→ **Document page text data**
+ + + +

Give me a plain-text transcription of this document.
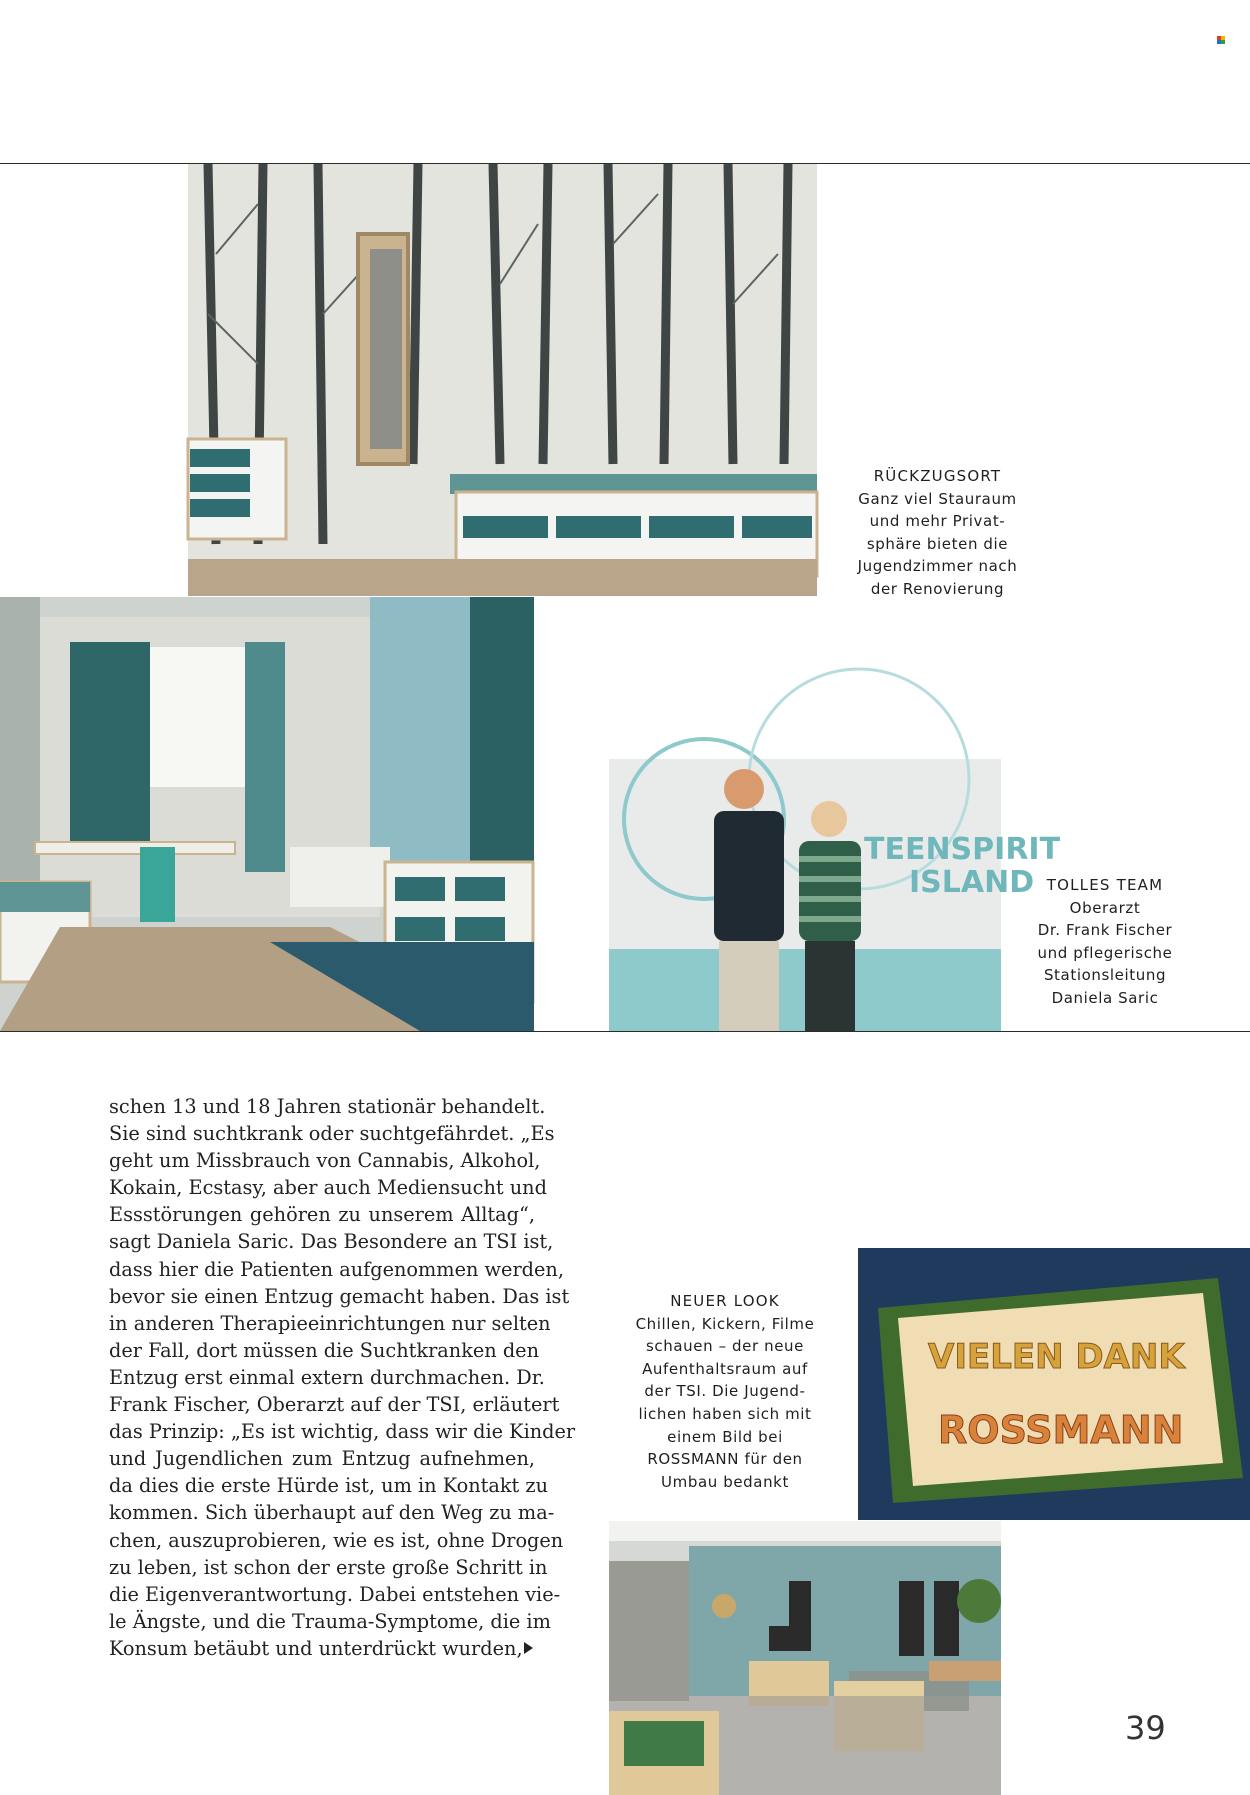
RÜCKZUGSORT
Ganz viel Stauraum
und mehr Privat-
sphäre bieten die
Jugendzimmer nach
der Renovierung
TEENSPIRIT
ISLAND TOLLES TEAM
Oberarzt
Dr. Frank Fischer
und pflegerische
Stationsleitung
Daniela Saric
schen 13 und 18 Jahren stationär behandelt.
Sie sind suchtkrank oder suchtgefährdet. „Es
geht um Missbrauch von Cannabis, Alkohol,
Kokain, Ecstasy, aber auch Mediensucht und
Essstörungen gehören zu unserem Alltag“,
sagt Daniela Saric. Das Besondere an TSI ist,
dass hier die Patienten aufgenommen werden,
bevor sie einen Entzug gemacht haben. Das ist
in anderen Therapieeinrichtungen nur selten
der Fall, dort müssen die Suchtkranken den
Entzug erst einmal extern durchmachen. Dr.
Frank Fischer, Oberarzt auf der TSI, erläutert
das Prinzip: „Es ist wichtig, dass wir die Kinder
und Jugendlichen zum Entzug aufnehmen,
da dies die erste Hürde ist, um in Kontakt zu
kommen. Sich überhaupt auf den Weg zu ma-
chen, auszuprobieren, wie es ist, ohne Drogen
zu leben, ist schon der erste große Schritt in
die Eigenverantwortung. Dabei entstehen vie-
le Ängste, und die Trauma-Symptome, die im
Konsum betäubt und unterdrückt wurden,
NEUER LOOK
Chillen, Kickern, Filme
schauen – der neue
Aufenthaltsraum auf
der TSI. Die Jugend-
lichen haben sich mit
einem Bild bei
ROSSMANN für den
Umbau bedankt
VIELEN DANK
ROSSMANN
39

+ + + +

→ **Work to complete**
Show every line in the entries above that contains the string "Saric".

→ **Solution to the problem**
Daniela Saric
sagt Daniela Saric. Das Besondere an TSI ist,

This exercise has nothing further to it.